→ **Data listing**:

----------

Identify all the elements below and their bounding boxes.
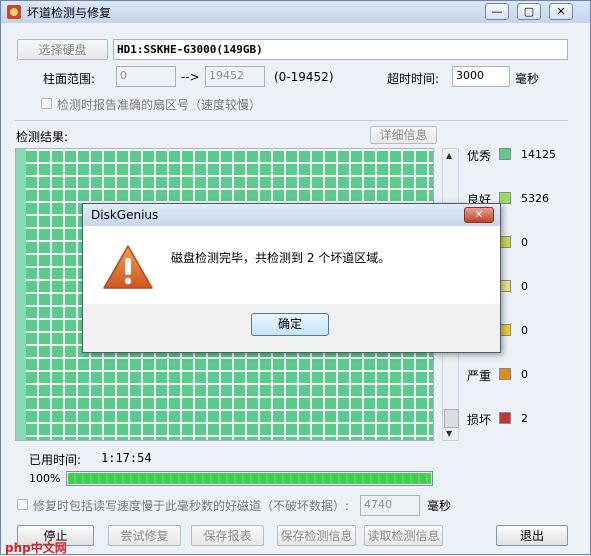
- legend-count-level4: 0: [521, 280, 528, 293]
- legend-count-severe: 0: [521, 368, 528, 381]
- legend-label-excellent: 优秀: [467, 149, 492, 163]
- scroll-thumb[interactable]: [444, 409, 459, 428]
- repair-slow-unit: 毫秒: [427, 499, 452, 513]
- dialog-close-button[interactable]: ✕: [464, 207, 494, 223]
- scroll-up-icon[interactable]: ▲: [446, 151, 452, 160]
- restore-icon: ▢: [523, 5, 535, 18]
- save-report-button[interactable]: 保存报表: [191, 525, 264, 546]
- elapsed-value: 1:17:54: [101, 451, 152, 465]
- result-dialog: DiskGenius ✕ 磁盘检测完毕，共检测到 2 个坏道区域。 确定: [82, 203, 501, 353]
- dialog-ok-button[interactable]: 确定: [251, 313, 329, 336]
- range-end-field[interactable]: 19452: [205, 66, 265, 87]
- read-check-info-button[interactable]: 读取检测信息: [364, 525, 443, 546]
- range-arrow: -->: [181, 70, 200, 84]
- legend-swatch-severe: [499, 368, 511, 380]
- dialog-close-icon: ✕: [474, 208, 484, 221]
- timeout-field[interactable]: 3000: [452, 66, 510, 87]
- dialog-title-bar: DiskGenius ✕: [83, 204, 500, 226]
- exit-button[interactable]: 退出: [496, 525, 568, 546]
- progress-bar: [66, 471, 433, 486]
- elapsed-label: 已用时间:: [29, 453, 82, 467]
- legend-count-excellent: 14125: [521, 148, 556, 161]
- progress-percent: 100%: [29, 472, 61, 485]
- close-button[interactable]: ✕: [549, 3, 573, 20]
- detail-info-button[interactable]: 详细信息: [370, 126, 437, 144]
- try-repair-button[interactable]: 尝试修复: [108, 525, 181, 546]
- legend-count-good: 5326: [521, 192, 549, 205]
- dialog-footer: 确定: [83, 304, 500, 352]
- title-bar: 坏道检测与修复 — ▢ ✕: [1, 1, 590, 23]
- close-icon: ✕: [556, 5, 566, 18]
- restore-button[interactable]: ▢: [517, 3, 541, 20]
- select-disk-button[interactable]: 选择硬盘: [17, 39, 108, 60]
- scroll-down-icon[interactable]: ▼: [446, 429, 452, 438]
- minimize-button[interactable]: —: [485, 3, 509, 20]
- repair-slow-field[interactable]: 4740: [360, 495, 420, 516]
- range-hint: (0-19452): [274, 70, 334, 84]
- legend-label-severe: 严重: [467, 369, 492, 383]
- legend-swatch-damaged: [499, 412, 511, 424]
- progress-fill: [68, 473, 431, 484]
- range-start-field[interactable]: 0: [116, 66, 176, 87]
- app-icon: [7, 5, 21, 19]
- repair-slow-label: 修复时包括读写速度慢于此毫秒数的好磁道（不破坏数据）:: [33, 499, 350, 513]
- dialog-title: DiskGenius: [91, 208, 159, 222]
- legend-count-damaged: 2: [521, 412, 528, 425]
- report-sector-label: 检测时报告准确的扇区号（速度较慢）: [57, 98, 262, 112]
- timeout-unit: 毫秒: [515, 72, 540, 86]
- results-label: 检测结果:: [16, 130, 69, 144]
- legend-count-level5: 0: [521, 324, 528, 337]
- legend-swatch-excellent: [499, 148, 511, 160]
- window-title: 坏道检测与修复: [27, 6, 112, 20]
- minimize-icon: —: [491, 5, 503, 18]
- watermark: php中文网: [5, 541, 67, 555]
- dialog-message: 磁盘检测完毕，共检测到 2 个坏道区域。: [171, 251, 391, 265]
- separator: [15, 120, 568, 121]
- sector-map-edge: [16, 149, 26, 440]
- legend-label-damaged: 损坏: [467, 413, 492, 427]
- legend-count-level3: 0: [521, 236, 528, 249]
- warning-icon: [103, 245, 153, 289]
- timeout-label: 超时时间:: [387, 72, 440, 86]
- disk-name-field: HD1:SSKHE-G3000(149GB): [113, 39, 568, 60]
- repair-slow-checkbox[interactable]: [17, 499, 28, 510]
- report-sector-checkbox[interactable]: [41, 98, 52, 109]
- save-check-info-button[interactable]: 保存检测信息: [277, 525, 356, 546]
- cylinder-range-label: 柱面范围:: [43, 72, 96, 86]
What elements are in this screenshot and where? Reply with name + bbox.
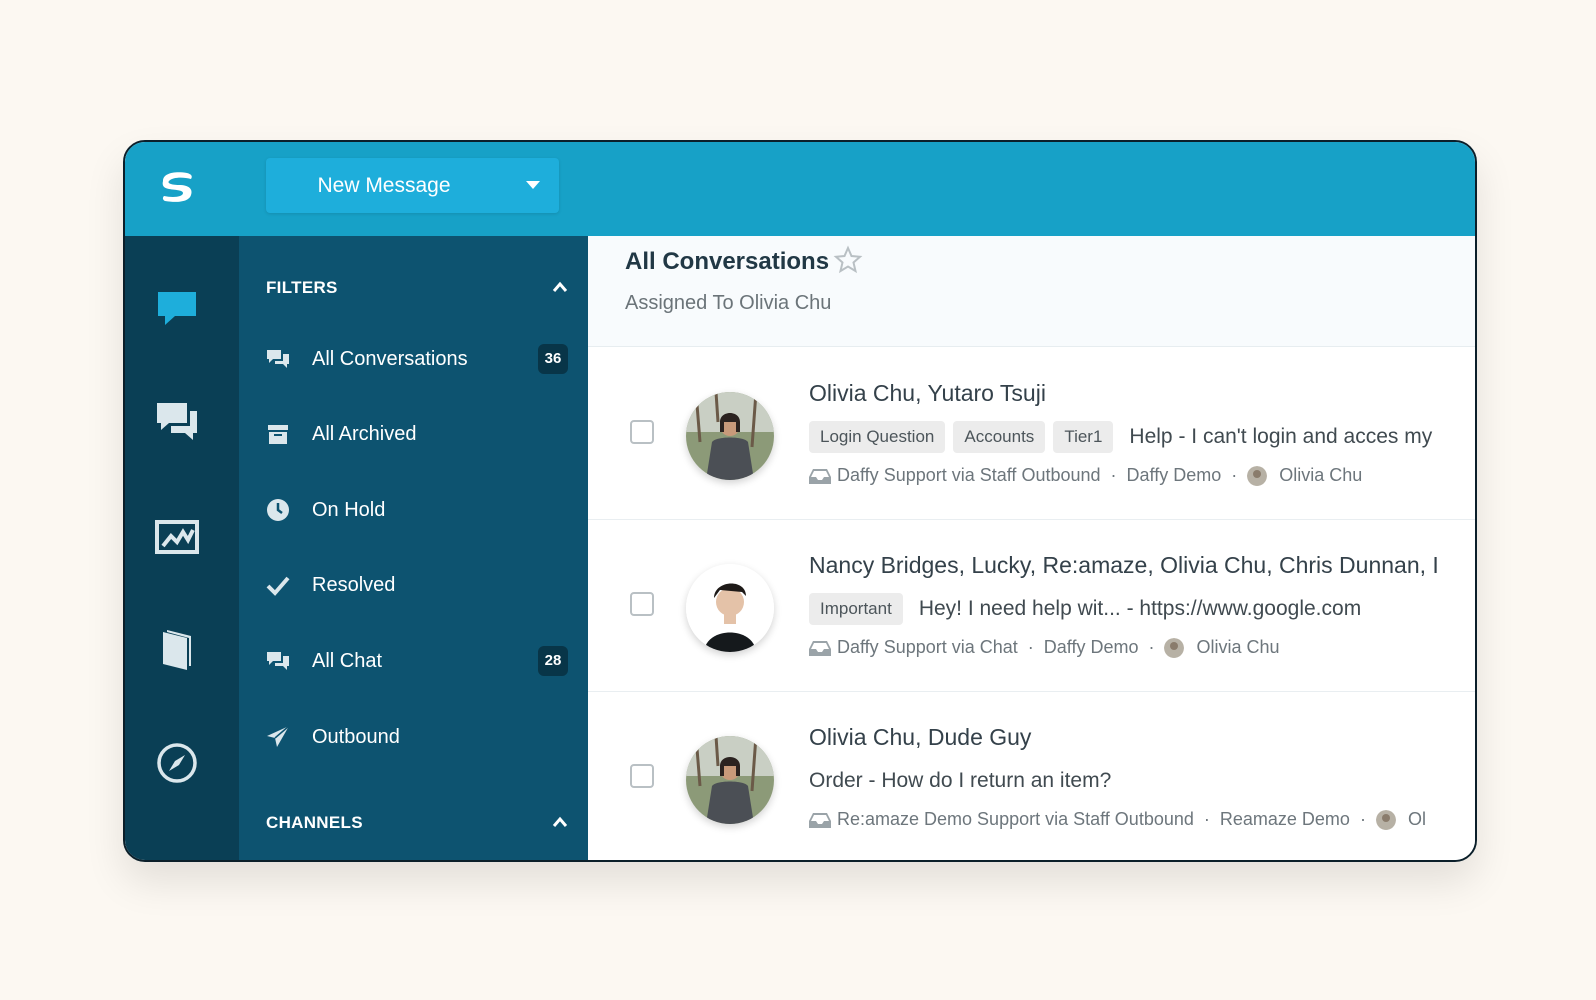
separator-dot: · [1359, 809, 1366, 829]
filters-heading[interactable]: FILTERS [266, 278, 568, 302]
assignee-avatar [1375, 809, 1396, 830]
separator-dot: · [1110, 465, 1117, 485]
row-tags-and-snippet: Important Hey! I need help wit... - http… [809, 592, 1361, 626]
message-snippet: Order - How do I return an item? [809, 769, 1112, 792]
inbox-icon [809, 468, 831, 484]
sidebar-item-label: Outbound [312, 726, 400, 748]
avatar [686, 392, 774, 480]
row-meta: Daffy Support via Staff Outbound · Daffy… [809, 465, 1362, 486]
separator-dot: · [1203, 809, 1210, 829]
list-header: All Conversations Assigned To Olivia Chu [588, 236, 1475, 347]
conversations-icon[interactable] [155, 399, 199, 443]
sidebar-item-label: All Conversations [312, 348, 468, 370]
chevron-up-icon[interactable] [552, 281, 568, 293]
brand-name: Daffy Demo [1126, 465, 1222, 485]
compass-icon[interactable] [155, 741, 199, 785]
channel-name: Daffy Support via Staff Outbound [837, 465, 1101, 485]
chat-bubble-icon[interactable] [155, 286, 199, 330]
separator-dot: · [1027, 637, 1034, 657]
tag-badge[interactable]: Tier1 [1053, 421, 1114, 453]
assignee-avatar [1164, 637, 1185, 658]
tag-badge[interactable]: Login Question [809, 421, 946, 453]
sidebar-item-resolved[interactable]: Resolved [239, 559, 588, 611]
row-checkbox[interactable] [630, 420, 654, 444]
brand-name: Reamaze Demo [1219, 809, 1350, 829]
sidebar-item-all-conversations[interactable]: All Conversations 36 [239, 333, 588, 385]
row-tags-and-snippet: Login Question Accounts Tier1 Help - I c… [809, 420, 1432, 454]
count-badge: 28 [538, 646, 568, 676]
count-badge: 36 [538, 344, 568, 374]
conversation-row[interactable]: Olivia Chu, Yutaro Tsuji Login Question … [588, 347, 1475, 520]
chats-icon [267, 350, 289, 368]
message-snippet: Hey! I need help wit... - https://www.go… [918, 597, 1362, 620]
filters-heading-label: FILTERS [266, 278, 338, 297]
reports-icon[interactable] [155, 516, 199, 560]
conversation-row[interactable]: Nancy Bridges, Lucky, Re:amaze, Olivia C… [588, 519, 1475, 692]
assignee-avatar [1247, 465, 1268, 486]
row-participants: Olivia Chu, Dude Guy [809, 724, 1032, 750]
assignee-name: Olivia Chu [1279, 465, 1363, 485]
paper-plane-icon [267, 725, 290, 747]
sidebar-item-label: Resolved [312, 574, 396, 596]
star-icon[interactable] [833, 245, 863, 275]
sidebar-item-outbound[interactable]: Outbound [239, 711, 588, 763]
filters-sidebar: FILTERS All Conversations 36 All Archive… [239, 236, 588, 860]
assignee-name: Olivia Chu [1196, 637, 1280, 657]
sidebar-item-label: All Chat [312, 650, 383, 672]
row-meta: Re:amaze Demo Support via Staff Outbound… [809, 809, 1426, 830]
separator-dot: · [1148, 637, 1155, 657]
chats-icon [267, 652, 289, 670]
top-bar: New Message [125, 142, 1475, 236]
new-message-label: New Message [317, 174, 451, 197]
new-message-button[interactable]: New Message [266, 158, 559, 213]
tag-badge[interactable]: Accounts [953, 421, 1046, 453]
checkmark-icon [266, 576, 290, 596]
row-tags-and-snippet: Order - How do I return an item? [809, 764, 1111, 798]
sidebar-item-all-chat[interactable]: All Chat 28 [239, 635, 588, 687]
channel-name: Daffy Support via Chat [837, 637, 1018, 657]
archive-box-icon [268, 425, 288, 444]
app-window: New Message FILTERS All Conversations 36… [123, 140, 1477, 862]
assignee-name: Ol [1407, 809, 1426, 829]
row-checkbox[interactable] [630, 764, 654, 788]
avatar [686, 564, 774, 652]
page-subtitle: Assigned To Olivia Chu [625, 292, 832, 314]
sidebar-item-all-archived[interactable]: All Archived [239, 408, 588, 460]
conversation-list-panel: All Conversations Assigned To Olivia Chu… [588, 236, 1475, 860]
channel-name: Re:amaze Demo Support via Staff Outbound [837, 809, 1194, 829]
row-checkbox[interactable] [630, 592, 654, 616]
chevron-up-icon[interactable] [552, 816, 568, 828]
row-meta: Daffy Support via Chat · Daffy Demo · Ol… [809, 637, 1280, 658]
inbox-icon [809, 812, 831, 828]
conversation-row[interactable]: Olivia Chu, Dude Guy Order - How do I re… [588, 691, 1475, 860]
tag-badge[interactable]: Important [809, 593, 903, 625]
inbox-icon [809, 640, 831, 656]
row-participants: Olivia Chu, Yutaro Tsuji [809, 380, 1046, 406]
brand-name: Daffy Demo [1043, 637, 1139, 657]
avatar [686, 736, 774, 824]
sidebar-item-label: On Hold [312, 499, 386, 521]
clock-icon [267, 499, 289, 521]
icon-rail [125, 236, 239, 860]
page-title: All Conversations [625, 248, 830, 275]
row-participants: Nancy Bridges, Lucky, Re:amaze, Olivia C… [809, 552, 1439, 578]
channels-heading[interactable]: CHANNELS [266, 813, 568, 837]
sidebar-item-label: All Archived [312, 423, 417, 445]
separator-dot: · [1231, 465, 1238, 485]
knowledge-book-icon[interactable] [155, 628, 199, 672]
message-snippet: Help - I can't login and acces my [1129, 425, 1433, 448]
caret-down-icon[interactable] [525, 180, 541, 190]
sidebar-item-on-hold[interactable]: On Hold [239, 484, 588, 536]
app-logo-icon[interactable] [157, 167, 197, 207]
channels-heading-label: CHANNELS [266, 813, 363, 832]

----------

Please repeat the lines of the records starting with the line containing "- legend-count-level4: 0: [521, 280, 528, 293]" and going on through the line containing "- range-end-field[interactable]: 19452: [205, 66, 265, 87]", substituting "clickable" for every "interactable" and leaving everything else unchanged.

- legend-count-level4: 0: [521, 280, 528, 293]
- legend-count-severe: 0: [521, 368, 528, 381]
- legend-label-excellent: 优秀: [467, 149, 492, 163]
- scroll-thumb[clickable]: [444, 409, 459, 428]
- repair-slow-unit: 毫秒: [427, 499, 452, 513]
- dialog-close-button[clickable]: ✕: [464, 207, 494, 223]
- scroll-up-icon[clickable]: ▲: [446, 151, 452, 160]
- restore-icon: ▢: [523, 5, 535, 18]
- save-report-button[clickable]: 保存报表: [191, 525, 264, 546]
- elapsed-value: 1:17:54: [101, 451, 152, 465]
- result-dialog: DiskGenius ✕ 磁盘检测完毕，共检测到 2 个坏道区域。 确定: [82, 203, 501, 353]
- dialog-ok-button[clickable]: 确定: [251, 313, 329, 336]
- range-end-field[clickable]: 19452: [205, 66, 265, 87]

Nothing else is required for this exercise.